### Stored data entries
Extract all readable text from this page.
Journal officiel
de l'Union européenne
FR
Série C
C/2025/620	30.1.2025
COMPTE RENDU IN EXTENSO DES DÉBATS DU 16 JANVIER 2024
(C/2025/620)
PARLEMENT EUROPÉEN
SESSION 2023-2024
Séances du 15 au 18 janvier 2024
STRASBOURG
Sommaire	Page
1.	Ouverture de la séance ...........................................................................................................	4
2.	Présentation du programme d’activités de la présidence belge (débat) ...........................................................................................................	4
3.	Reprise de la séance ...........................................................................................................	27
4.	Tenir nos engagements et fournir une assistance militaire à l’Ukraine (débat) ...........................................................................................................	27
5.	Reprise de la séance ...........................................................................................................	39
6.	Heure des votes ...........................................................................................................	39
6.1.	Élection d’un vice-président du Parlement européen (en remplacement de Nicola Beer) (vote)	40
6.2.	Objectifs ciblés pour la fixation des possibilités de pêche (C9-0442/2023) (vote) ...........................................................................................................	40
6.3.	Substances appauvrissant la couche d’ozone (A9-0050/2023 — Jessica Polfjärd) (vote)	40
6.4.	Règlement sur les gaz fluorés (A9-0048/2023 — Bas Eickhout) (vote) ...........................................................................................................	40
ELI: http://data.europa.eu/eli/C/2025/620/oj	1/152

### INSTRUCTION
Find every line in the records above that contains the word "Reprise", and copy each one.

### THE RESULT
3.	Reprise de la séance ...........................................................................................................	27
5.	Reprise de la séance ...........................................................................................................	39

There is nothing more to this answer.